**Text section:**
§ §

We created a Colab notebook, that lets you interact with our scikit-learn interface at https://colab.research.google.com/drive/1J0l1AtMVH1KQ7IRbgJje5hMhKHczH7-?usp=sharing

We also created two demos. One to experiment with the TabPFNs predictions (https://huggingface.co/spaces/TabPFN/TabPFNPrediction) and one to check cross- validation ROC AUC scores on new datasets (https://huggingface.co/spaces/TabPFN/TabPFNEvaluation). Both of them run on a weak CPU, thus it can require a little bit of time. Both demos are based on a scikit-learn interface that makes using the TabPFN as easy as a scikit-learn SVM.

Installation

conda create -n TabPFN python=3.7
$environment_path$/pip install -r requirements.txt

To run the autogluon baseline please create a separate environment and install autogluon==0.4.0, installation in the same environment as our other baselines is not possible.

Getting started

A simple usage of our sklearn interface is:

from sklearn.metrics import accuracy_score
from sklearn.datasets import load_breast_cancer
from sklearn.model_selection import train_test_split

from tabpfn.scripts.transformer_prediction_interface import TabPFNClassifier

X, y = load_breast_cancer(return_X_y=True)
X_train, X_test, y_train, y_test = train_test_split(X, y, test_size=0.33, random_state=42)

# N_ensemble_configurations controls the number of model predictions that are ensembled with feature and class rotations (See our work for details).
# When N_ensemble_configurations > #features * #classes, no further averaging is applied.

classifier = TabPFNClassifier(device='cpu', N_ensemble_configurations=32)

classifier.fit(X_train, y_train)
y_eval, p_eval = classifier.predict(X_test, return_winning_probability=True)

print('Accuracy', accuracy_score(y_test, y_eval))

TabPFN Usage

TabPFN is different from other methods you might know for tabular classification. Here, we list some tips and tricks that might help you understand how to use it best.

§ §

**Exercise objective:** Retype the part of the TabPFN text starting with "Getting started" and going on through "y = load_breast_cancer(return_X_y=True)".

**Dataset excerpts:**
§ §

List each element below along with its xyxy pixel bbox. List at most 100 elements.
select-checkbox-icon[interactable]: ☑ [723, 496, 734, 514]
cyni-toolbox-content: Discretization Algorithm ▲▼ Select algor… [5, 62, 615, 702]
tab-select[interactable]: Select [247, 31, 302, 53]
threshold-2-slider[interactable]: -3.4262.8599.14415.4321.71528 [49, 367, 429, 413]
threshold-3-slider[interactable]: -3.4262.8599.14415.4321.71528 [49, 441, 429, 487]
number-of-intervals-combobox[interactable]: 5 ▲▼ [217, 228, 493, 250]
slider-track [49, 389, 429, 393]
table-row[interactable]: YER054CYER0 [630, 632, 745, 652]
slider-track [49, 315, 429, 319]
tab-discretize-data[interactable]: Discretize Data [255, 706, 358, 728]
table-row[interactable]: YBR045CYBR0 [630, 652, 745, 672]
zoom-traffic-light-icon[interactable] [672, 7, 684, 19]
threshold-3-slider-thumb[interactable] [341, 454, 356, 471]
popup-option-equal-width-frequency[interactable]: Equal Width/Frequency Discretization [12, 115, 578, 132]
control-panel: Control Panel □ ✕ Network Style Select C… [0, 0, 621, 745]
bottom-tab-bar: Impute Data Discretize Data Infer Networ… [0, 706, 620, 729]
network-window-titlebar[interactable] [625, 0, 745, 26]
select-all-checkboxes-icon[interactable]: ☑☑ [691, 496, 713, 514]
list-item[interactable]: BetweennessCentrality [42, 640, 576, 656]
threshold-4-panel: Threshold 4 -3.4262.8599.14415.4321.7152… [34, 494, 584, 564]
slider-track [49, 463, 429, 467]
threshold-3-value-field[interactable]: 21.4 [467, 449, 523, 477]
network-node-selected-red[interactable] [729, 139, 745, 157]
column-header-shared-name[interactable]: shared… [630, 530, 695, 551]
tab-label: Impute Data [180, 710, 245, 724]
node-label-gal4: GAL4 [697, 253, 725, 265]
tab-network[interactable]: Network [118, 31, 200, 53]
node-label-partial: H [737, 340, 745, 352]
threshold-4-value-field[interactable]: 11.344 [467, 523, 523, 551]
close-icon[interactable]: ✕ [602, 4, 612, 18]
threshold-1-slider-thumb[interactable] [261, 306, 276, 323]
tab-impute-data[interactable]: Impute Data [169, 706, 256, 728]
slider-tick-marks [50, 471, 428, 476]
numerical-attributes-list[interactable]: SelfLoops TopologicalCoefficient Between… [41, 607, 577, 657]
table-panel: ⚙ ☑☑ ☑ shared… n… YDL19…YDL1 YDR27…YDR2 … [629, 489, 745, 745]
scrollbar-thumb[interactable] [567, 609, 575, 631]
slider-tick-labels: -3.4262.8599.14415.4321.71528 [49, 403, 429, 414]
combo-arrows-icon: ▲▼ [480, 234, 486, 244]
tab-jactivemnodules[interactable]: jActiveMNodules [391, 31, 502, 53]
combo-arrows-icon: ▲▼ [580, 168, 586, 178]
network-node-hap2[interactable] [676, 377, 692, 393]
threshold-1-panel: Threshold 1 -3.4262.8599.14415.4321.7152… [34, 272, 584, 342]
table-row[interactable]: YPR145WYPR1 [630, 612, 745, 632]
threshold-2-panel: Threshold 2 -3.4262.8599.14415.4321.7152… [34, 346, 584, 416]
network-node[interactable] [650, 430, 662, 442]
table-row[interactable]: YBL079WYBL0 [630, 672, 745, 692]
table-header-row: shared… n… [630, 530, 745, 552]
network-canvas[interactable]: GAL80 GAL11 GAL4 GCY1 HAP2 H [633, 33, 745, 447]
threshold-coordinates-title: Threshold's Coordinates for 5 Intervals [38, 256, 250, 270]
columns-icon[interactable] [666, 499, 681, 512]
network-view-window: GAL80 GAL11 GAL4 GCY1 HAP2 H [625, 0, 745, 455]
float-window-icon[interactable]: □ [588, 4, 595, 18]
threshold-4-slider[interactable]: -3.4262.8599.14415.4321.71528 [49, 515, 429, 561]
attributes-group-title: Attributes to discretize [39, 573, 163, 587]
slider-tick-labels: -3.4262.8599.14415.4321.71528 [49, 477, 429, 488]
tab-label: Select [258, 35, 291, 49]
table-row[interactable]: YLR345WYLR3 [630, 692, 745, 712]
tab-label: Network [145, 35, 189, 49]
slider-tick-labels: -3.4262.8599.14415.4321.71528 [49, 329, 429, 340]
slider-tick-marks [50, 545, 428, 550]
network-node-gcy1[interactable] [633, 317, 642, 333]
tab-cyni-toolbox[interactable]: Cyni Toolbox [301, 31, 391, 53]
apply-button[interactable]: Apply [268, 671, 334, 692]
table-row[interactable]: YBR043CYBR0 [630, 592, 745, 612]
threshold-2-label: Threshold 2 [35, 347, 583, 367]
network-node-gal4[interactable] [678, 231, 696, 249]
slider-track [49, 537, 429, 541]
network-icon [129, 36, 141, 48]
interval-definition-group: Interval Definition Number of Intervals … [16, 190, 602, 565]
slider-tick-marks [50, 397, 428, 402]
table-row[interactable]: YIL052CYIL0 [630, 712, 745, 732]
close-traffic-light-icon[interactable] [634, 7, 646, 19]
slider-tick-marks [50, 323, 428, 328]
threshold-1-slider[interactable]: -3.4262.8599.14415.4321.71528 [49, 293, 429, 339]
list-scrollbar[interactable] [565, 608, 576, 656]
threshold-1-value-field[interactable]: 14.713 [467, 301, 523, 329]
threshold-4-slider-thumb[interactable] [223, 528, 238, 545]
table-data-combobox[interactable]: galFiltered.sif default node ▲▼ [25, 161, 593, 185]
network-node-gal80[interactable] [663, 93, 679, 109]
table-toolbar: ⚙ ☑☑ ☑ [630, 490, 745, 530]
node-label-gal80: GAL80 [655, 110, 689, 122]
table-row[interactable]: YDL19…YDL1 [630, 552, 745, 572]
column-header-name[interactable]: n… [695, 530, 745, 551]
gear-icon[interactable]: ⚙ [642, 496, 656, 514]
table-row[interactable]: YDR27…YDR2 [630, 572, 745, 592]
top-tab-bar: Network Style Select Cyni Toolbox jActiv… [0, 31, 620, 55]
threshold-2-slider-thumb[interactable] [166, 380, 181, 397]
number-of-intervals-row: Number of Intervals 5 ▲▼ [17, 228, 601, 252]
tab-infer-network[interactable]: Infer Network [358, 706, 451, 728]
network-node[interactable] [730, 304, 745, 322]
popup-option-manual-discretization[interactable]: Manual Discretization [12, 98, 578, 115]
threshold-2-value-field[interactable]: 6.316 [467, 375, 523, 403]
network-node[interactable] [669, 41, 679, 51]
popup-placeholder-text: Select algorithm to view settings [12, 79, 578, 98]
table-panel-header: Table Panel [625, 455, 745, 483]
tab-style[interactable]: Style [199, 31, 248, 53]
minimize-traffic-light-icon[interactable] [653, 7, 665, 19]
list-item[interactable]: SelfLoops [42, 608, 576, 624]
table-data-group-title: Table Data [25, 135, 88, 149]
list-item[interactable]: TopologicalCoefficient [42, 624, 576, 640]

§ §

**Finished task:**
Getting started

A simple usage of our sklearn interface is:

from sklearn.metrics import accuracy_score
from sklearn.datasets import load_breast_cancer
from sklearn.model_selection import train_test_split

from tabpfn.scripts.transformer_prediction_interface import TabPFNClassifier

X, y = load_breast_cancer(return_X_y=True)